# start of DATA LINES
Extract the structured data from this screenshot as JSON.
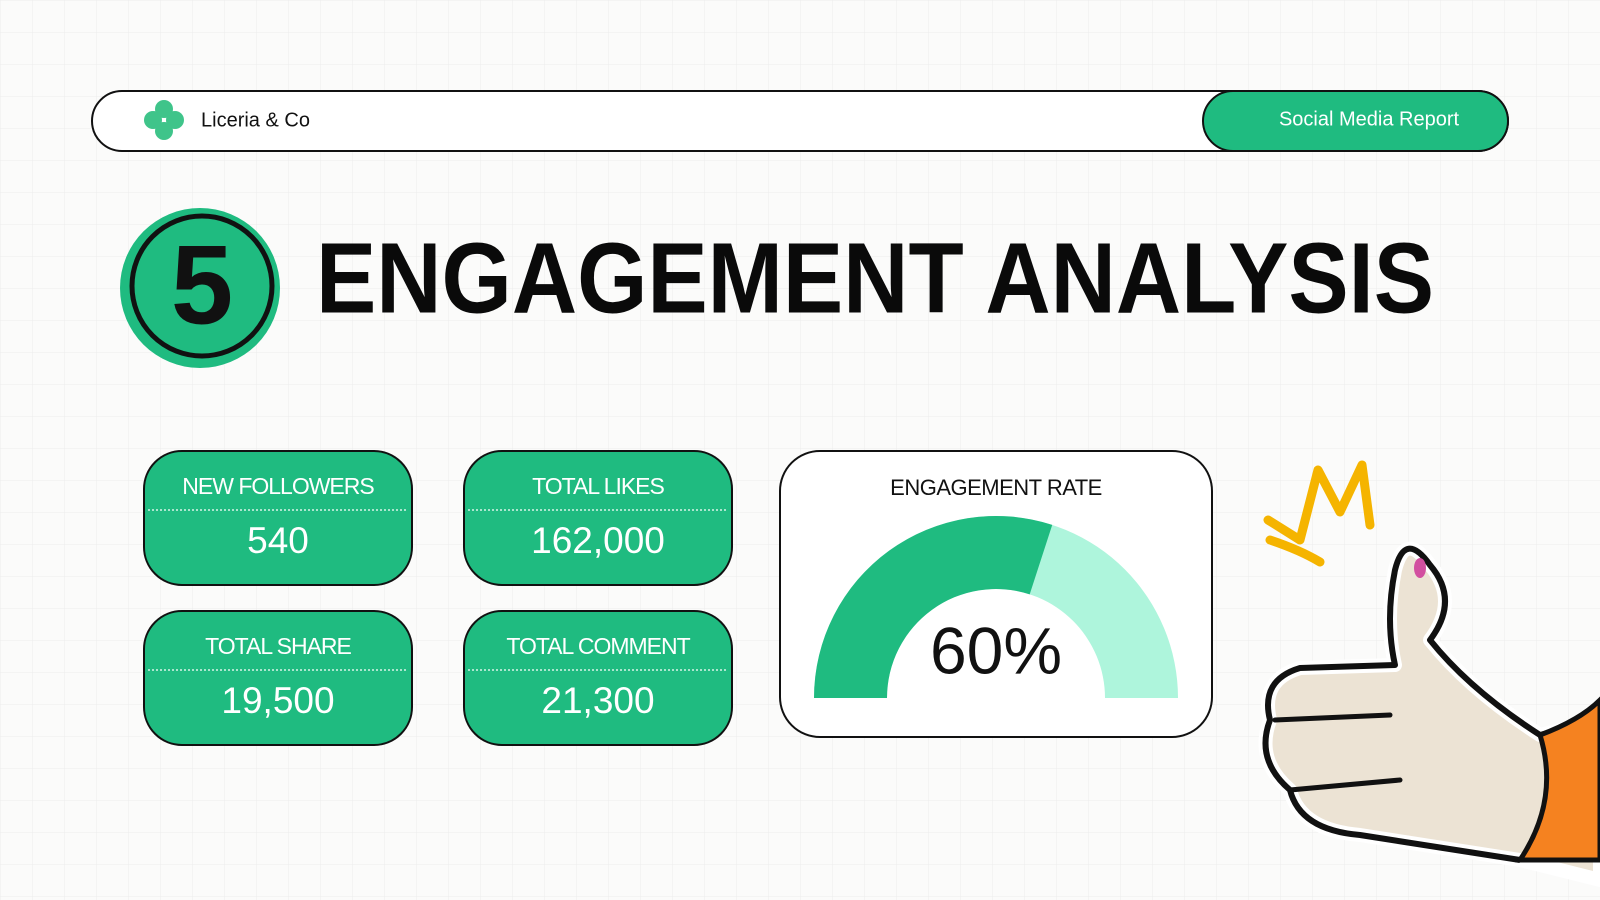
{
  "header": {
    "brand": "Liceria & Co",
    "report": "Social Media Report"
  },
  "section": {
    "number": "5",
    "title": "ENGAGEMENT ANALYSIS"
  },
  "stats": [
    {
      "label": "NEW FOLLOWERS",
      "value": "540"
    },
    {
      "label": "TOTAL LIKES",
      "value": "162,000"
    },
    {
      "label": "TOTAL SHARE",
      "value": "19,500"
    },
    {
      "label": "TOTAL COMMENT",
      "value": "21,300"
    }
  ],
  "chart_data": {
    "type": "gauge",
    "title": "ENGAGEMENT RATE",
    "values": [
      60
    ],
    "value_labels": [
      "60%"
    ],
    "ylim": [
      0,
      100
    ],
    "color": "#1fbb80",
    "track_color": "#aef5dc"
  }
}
# end of DATA LINES
# start of DATA LINES
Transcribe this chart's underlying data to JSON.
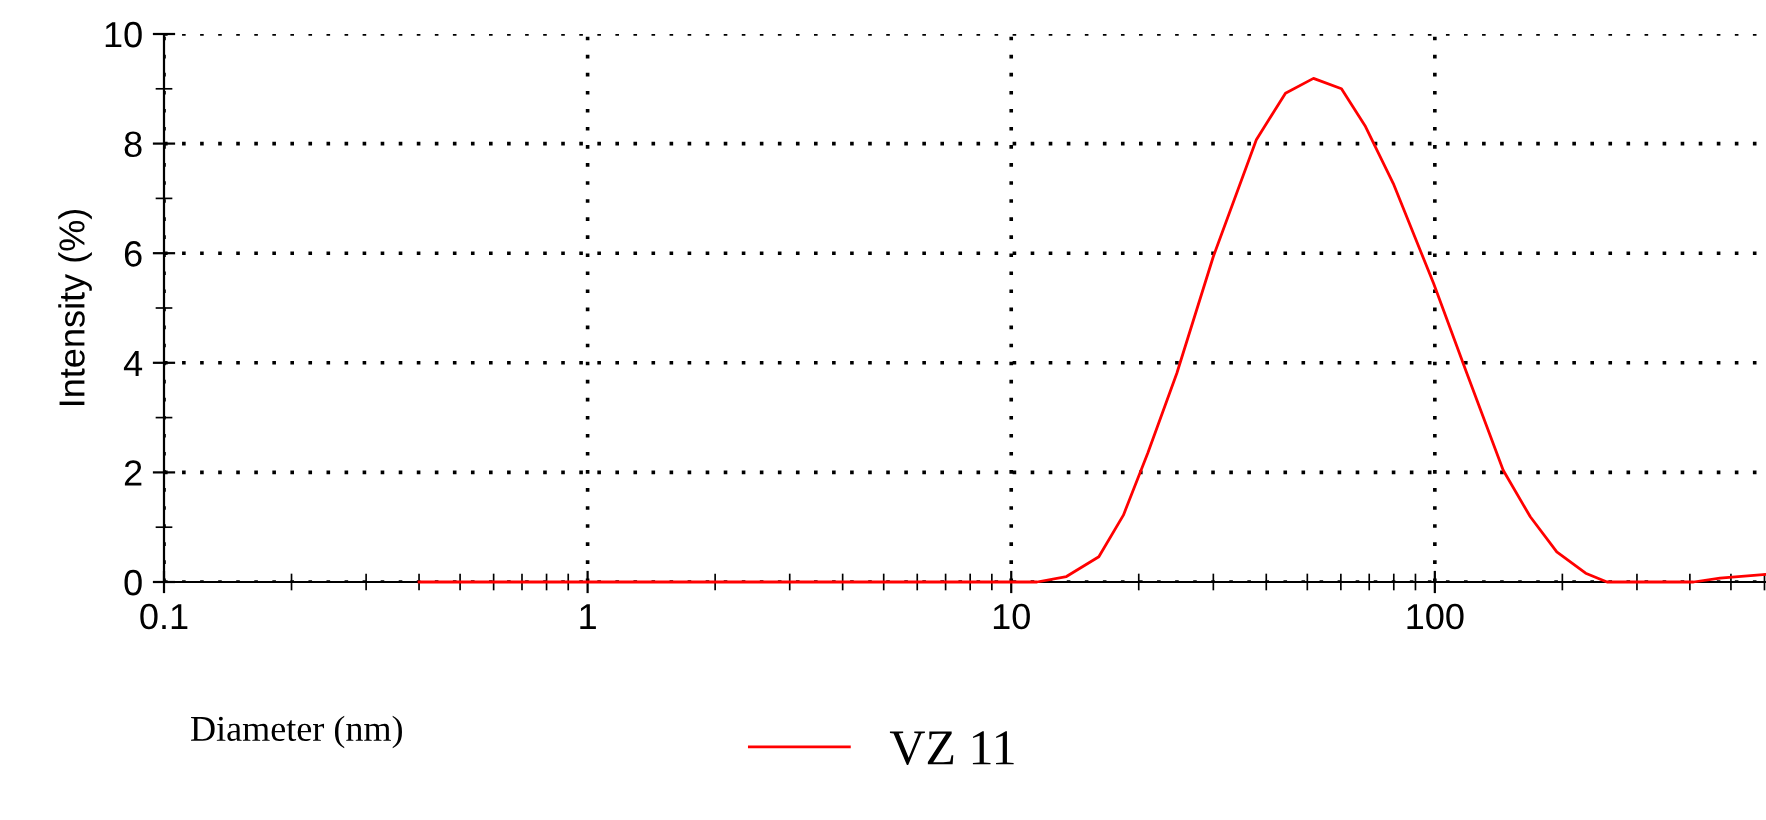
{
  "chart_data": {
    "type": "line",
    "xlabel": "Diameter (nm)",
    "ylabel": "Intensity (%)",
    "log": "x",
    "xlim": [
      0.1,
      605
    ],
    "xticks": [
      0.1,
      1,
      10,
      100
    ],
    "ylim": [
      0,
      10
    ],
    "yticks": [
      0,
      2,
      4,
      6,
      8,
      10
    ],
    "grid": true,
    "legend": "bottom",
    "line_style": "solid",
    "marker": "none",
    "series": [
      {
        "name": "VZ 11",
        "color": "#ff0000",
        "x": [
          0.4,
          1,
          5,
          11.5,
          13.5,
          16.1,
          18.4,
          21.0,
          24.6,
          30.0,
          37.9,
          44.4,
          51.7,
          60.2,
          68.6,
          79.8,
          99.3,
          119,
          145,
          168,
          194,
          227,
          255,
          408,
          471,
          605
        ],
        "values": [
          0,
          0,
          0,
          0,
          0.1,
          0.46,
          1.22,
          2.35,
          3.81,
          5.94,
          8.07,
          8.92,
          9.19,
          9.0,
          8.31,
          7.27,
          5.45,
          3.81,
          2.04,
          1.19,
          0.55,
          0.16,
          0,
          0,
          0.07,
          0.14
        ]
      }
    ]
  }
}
# end of DATA LINES
**THE PROBLEM:**
Check each line above for the string "TOTAL", then copy the ones that have it.

**ANSWER IN FULL:**
      "label": "TOTAL LIKES",
      "label": "TOTAL SHARE",
      "label": "TOTAL COMMENT",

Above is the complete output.